Dataset records —

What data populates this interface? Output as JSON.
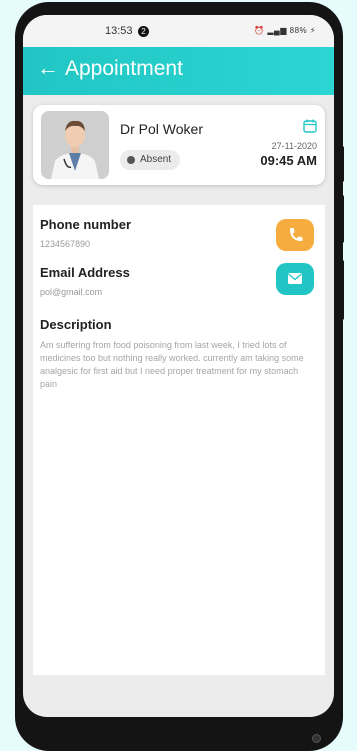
{
  "status_bar": {
    "time": "13:53",
    "notification_count": "2",
    "battery": "88%"
  },
  "appbar": {
    "title": "Appointment"
  },
  "doctor": {
    "name": "Dr Pol Woker",
    "status": "Absent",
    "date": "27-11-2020",
    "time": "09:45 AM"
  },
  "contact": {
    "phone_label": "Phone number",
    "phone_value": "1234567890",
    "email_label": "Email Address",
    "email_value": "pol@gmail.com"
  },
  "description": {
    "label": "Description",
    "text": "Am suffering from food poisoning from last week, I tried lots of medicines too but nothing really worked. currently am taking some analgesic for first aid but I need proper treatment for my stomach pain"
  },
  "colors": {
    "accent": "#21c6c4",
    "call_button": "#f6ac3e",
    "email_button": "#21c6c4"
  }
}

REQUIRED WORK — Give the data again exactly as written, with all pictures left out.

SOLUTION —
What data populates this interface? Output as JSON.
{
  "status_bar": {
    "time": "13:53",
    "notification_count": "2",
    "battery": "88%"
  },
  "appbar": {
    "title": "Appointment"
  },
  "doctor": {
    "name": "Dr Pol Woker",
    "status": "Absent",
    "date": "27-11-2020",
    "time": "09:45 AM"
  },
  "contact": {
    "phone_label": "Phone number",
    "phone_value": "1234567890",
    "email_label": "Email Address",
    "email_value": "pol@gmail.com"
  },
  "description": {
    "label": "Description",
    "text": "Am suffering from food poisoning from last week, I tried lots of medicines too but nothing really worked. currently am taking some analgesic for first aid but I need proper treatment for my stomach pain"
  },
  "colors": {
    "accent": "#21c6c4",
    "call_button": "#f6ac3e",
    "email_button": "#21c6c4"
  }
}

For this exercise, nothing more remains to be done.